(Исходный отрывок):

┄┄┄┄┄┄

Войну объявили в одиннадцать часов утра в особенно погожий воскресный день, а уже через полчаса завыли сирены, возвещая первый налет на Лондон. Вместо того чтобы бежать в назначенное бомбоубежище, мы широко распахнули окно и вылезли на наш крошечный и грязный балкончик, чтобы посмотреть на воздушный бой. На всех балконах нашей улицы тоже были зрители. Вот вам и правительственные брошюрки с их инструкциями!

Спустя несколько минут выяснилось, что за вражеских налетчиков приняли стаю бакланов без каких бы то ни было опознавательных знаков на крыльях. Это было достойным началом «Странной войны».

Я по-прежнему жил дома, не имея никаких перспектив на ближайшее будущее. Я вырос из той комнаты, в которой жил последние семь или восемь лет, и усердно и приниженно пытался не попадаться под ноги тем таинственным людям, которые по-прежнему забивали нашу лестницу. Настроение у отца было лучше обычного: в нем силен был дух приключений, и теперь, когда нарыв был вскрыт и война действительно началась, он буквально ожил. Как-то’ вернувшись домой из Вестминстера, я застал отца в слезах, что было непривычно и неловко. Это был день, в который Муссолини напал на Эфиопию, и Клоп плакал от лица своих эфиопских предков. В своей решимости быть как можно более британцем, он ничего мне про них не рассказывал, почему-то решив, что на меня отрицательно повлияет известие о «капле дегтя» в моих жилах. Даже моя мать в своей книге не выдала этой страшной тайны. Видимо, она тоже считала, что этим может «подвести своих».

Как бы то ни было, теперь, когда мистер Чемберлен опозорился, а война бесповоротно началась, Клоп стал достаточно жизнерадостен даже в кругу своих самых близких людей — до такой степени, что предложил мне не сидеть без дела в ожидании призыва, а вступить в военную разведку. Он даже пошел настолько далеко, что устроил мне некую встречу, которая должна была состояться у входа в метро на Слоан-сквер. Я едва поверил своим ушам, настолько действительность рабски следовала литературе. Мне следовало подойти к мужчине, который будет читать «Ньюс Кроникл», и спросить его, как добраться до Итон-сквер. Он спросит меня, какой номер дома мне нужен. Мне следовало ответить, что девятый, после чего мы вместе отправимся на прогулку.

В назначенный час я явился к станции метро на Слоан-сквер и увидел мужчину, который держал номер «Ньюс Кроникл» так, что было понятно — он ее не читает, а просто кого-то ждет.

— Вы не скажете, как пройти на Итон-сквер? — спросил я.

Он опустил газету и начал рассматривать меня, как можно рассматривать только того, кого собираются завербовать на секретную службу.

— Какой номер? — осведомился он. Было видно, что он человек немногословный.

— Номер девять.

— Прекрасно, — сказал он, засовывая газету в карман плаща. — Я покажу вам, в какую сторону идти. Будьте любезны пройти со мной...

Мы шли вместе, но он на меня не смотрел, и поэтому я тоже не решался на него смотреть.

— Ваш родитель подробно и с гордостью рассказал мне о вас, — сказал он. — Какое вы получили образование, чем увлекаетесь и тому подобное. Поэтому я спрошу вас только одно: почему вы решили, что такая работа вам подходит?

┄┄┄┄┄┄

(Исходные данные):
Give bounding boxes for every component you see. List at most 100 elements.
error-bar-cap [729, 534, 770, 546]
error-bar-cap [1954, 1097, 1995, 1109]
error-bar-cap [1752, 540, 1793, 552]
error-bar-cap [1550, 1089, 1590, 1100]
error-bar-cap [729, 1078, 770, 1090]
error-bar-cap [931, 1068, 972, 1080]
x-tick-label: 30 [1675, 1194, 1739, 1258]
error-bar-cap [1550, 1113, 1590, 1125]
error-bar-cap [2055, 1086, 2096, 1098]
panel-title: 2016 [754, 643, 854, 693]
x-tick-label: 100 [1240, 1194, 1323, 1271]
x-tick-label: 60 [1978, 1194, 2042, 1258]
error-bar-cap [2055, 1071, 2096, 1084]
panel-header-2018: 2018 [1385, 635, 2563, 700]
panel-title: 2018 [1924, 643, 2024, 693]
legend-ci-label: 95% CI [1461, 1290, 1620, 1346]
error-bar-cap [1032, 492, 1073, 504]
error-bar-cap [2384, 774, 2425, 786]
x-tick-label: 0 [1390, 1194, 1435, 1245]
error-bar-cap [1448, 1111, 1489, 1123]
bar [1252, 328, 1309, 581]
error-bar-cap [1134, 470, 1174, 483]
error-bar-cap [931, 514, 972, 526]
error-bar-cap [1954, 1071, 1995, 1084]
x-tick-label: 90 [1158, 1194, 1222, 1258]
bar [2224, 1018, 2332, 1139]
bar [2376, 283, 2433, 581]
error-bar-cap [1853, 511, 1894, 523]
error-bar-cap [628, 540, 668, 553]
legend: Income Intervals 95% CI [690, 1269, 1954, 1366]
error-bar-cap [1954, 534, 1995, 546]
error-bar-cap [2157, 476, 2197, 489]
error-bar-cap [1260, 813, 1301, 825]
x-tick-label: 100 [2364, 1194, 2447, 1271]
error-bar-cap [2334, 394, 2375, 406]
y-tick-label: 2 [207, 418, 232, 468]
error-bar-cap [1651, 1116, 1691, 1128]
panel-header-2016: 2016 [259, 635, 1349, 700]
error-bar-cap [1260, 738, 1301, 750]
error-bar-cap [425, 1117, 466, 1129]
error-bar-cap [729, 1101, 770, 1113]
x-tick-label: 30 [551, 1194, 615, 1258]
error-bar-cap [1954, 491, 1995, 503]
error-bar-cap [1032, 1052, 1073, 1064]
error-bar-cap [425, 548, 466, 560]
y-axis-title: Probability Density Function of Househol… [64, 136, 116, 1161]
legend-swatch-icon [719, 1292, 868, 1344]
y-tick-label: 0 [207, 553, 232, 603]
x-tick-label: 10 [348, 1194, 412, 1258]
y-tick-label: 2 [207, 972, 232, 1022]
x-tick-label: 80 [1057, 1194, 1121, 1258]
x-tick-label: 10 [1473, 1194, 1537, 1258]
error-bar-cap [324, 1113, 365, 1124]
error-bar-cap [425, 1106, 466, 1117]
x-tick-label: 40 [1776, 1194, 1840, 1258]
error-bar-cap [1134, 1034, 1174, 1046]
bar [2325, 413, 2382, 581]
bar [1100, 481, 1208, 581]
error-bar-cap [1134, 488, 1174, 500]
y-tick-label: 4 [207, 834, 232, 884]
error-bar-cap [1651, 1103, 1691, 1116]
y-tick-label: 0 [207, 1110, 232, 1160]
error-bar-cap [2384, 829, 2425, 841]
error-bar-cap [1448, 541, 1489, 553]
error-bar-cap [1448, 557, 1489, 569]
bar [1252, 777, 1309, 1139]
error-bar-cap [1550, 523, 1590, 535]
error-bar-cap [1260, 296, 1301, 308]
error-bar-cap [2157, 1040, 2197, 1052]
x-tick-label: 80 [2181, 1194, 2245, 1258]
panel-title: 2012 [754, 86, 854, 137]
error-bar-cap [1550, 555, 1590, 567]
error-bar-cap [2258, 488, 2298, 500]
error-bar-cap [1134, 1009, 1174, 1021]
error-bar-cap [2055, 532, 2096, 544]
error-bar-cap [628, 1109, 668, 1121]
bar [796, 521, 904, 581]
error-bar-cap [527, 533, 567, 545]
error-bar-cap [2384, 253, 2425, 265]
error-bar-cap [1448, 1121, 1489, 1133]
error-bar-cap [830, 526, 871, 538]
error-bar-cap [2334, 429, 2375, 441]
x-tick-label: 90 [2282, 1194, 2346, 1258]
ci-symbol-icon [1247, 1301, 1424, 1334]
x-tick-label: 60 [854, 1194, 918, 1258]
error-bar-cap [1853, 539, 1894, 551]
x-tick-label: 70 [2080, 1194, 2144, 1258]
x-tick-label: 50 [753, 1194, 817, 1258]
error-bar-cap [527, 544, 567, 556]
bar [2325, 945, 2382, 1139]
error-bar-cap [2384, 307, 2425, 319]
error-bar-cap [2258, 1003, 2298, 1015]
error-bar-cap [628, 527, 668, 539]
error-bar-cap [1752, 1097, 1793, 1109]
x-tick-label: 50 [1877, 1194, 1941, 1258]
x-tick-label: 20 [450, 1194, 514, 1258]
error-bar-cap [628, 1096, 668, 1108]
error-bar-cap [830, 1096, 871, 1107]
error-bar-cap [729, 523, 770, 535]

┄┄┄┄┄┄

(Задание 1):
Как будут выглядеть строки перечня от самого его начала до строки с «panel-title: 2018 [1924, 643, 2024, 693]» включительно в виде таблицы Markdown со столбцами «Номер» и «Строка»? Пустые строки не включай.
(Задание 2):
Что могло бы идти дальше в отрывке о начале войны и встрече у метро на Слоан-сквер? Напиши продолжение этого отрывка.

(Ожидаемый результат 1):
| Номер | Строка |
|---|---|
| 1 | Give bounding boxes for every component you see. List at most 100 elements. |
| 2 | error-bar-cap [729, 534, 770, 546] |
| 3 | error-bar-cap [1954, 1097, 1995, 1109] |
| 4 | error-bar-cap [1752, 540, 1793, 552] |
| 5 | error-bar-cap [1550, 1089, 1590, 1100] |
| 6 | error-bar-cap [729, 1078, 770, 1090] |
| 7 | error-bar-cap [931, 1068, 972, 1080] |
| 8 | x-tick-label: 30 [1675, 1194, 1739, 1258] |
| 9 | error-bar-cap [1550, 1113, 1590, 1125] |
| 10 | error-bar-cap [2055, 1086, 2096, 1098] |
| 11 | panel-title: 2016 [754, 643, 854, 693] |
| 12 | x-tick-label: 100 [1240, 1194, 1323, 1271] |
| 13 | x-tick-label: 60 [1978, 1194, 2042, 1258] |
| 14 | error-bar-cap [2055, 1071, 2096, 1084] |
| 15 | panel-header-2018: 2018 [1385, 635, 2563, 700] |
| 16 | panel-title: 2018 [1924, 643, 2024, 693] |

(Ожидаемый результат 2):
— Не знаю, — ответил я. — Хорошая память. Языки.

— Sprecken see Dutch? — осведомился он.

— Ja, — ответил я и даже краем глаза сумел увидеть, что произвел на него немалое впечатление.

— Parlez-vous les francais?

— Oui, monsieur.

— Молодец...

Спустя немного времени он посмотрел на часы и вспомнил, что у него срочная встреча. Он ушел, и я намеренно не пошел следом за ним. Не знаю, почему, но у меня создалось впечатление, что такие люди просто терпеть не могут, если за ними следом кто-то идет.

Результат встречи разрушил мои честолюбивые планы стать Джеймсом Бондом. Мне было сказано, что я не подхожу для них, потому что лицо у меня не из тех, что легко теряются в толпе. Однако по здравому размышлению именно то свойство, которое сделало меня негодным для шпионажа, придало мне странный для безработного актера оптимизм. Клопа моя последняя неудача, напротив, несколько опечалила, словно я каким-то образом отказался продолжить семейное дело.

Среди тех, кто в течение многих лет терпел мои домашние выступления, была некая мисс Бэбс Ортвейлер, теперь ставшая миссис Хилтон, хорошая знакомая моих родителей, которая устроила мне прослушивание у Леонарда Сакса, южноафриканского актера, который содержал викторианское кабаре, носившее название «Театр актеров».

Я исполнил перед ним монолог, основанный на происшедшем в реальности визите в Вестминстер престарелого епископа из колоний. Он прочел в аббатстве проповедь, живописавшую продвижение воинства Христова в самое сердце черной Африки. При этом итог каждого своего поучения он излагал на суахили. Старик либо забывал, либо не считал нужным переводить свои мудрые высказывания на английский для просвещения британских мальчиков. Я довольно жестоко приспособил проповедь восьмидесятилетнего старца для моих гнусных целей, прошел прослушивание и начал выступать в «Актерах» в обществе знаменитостей.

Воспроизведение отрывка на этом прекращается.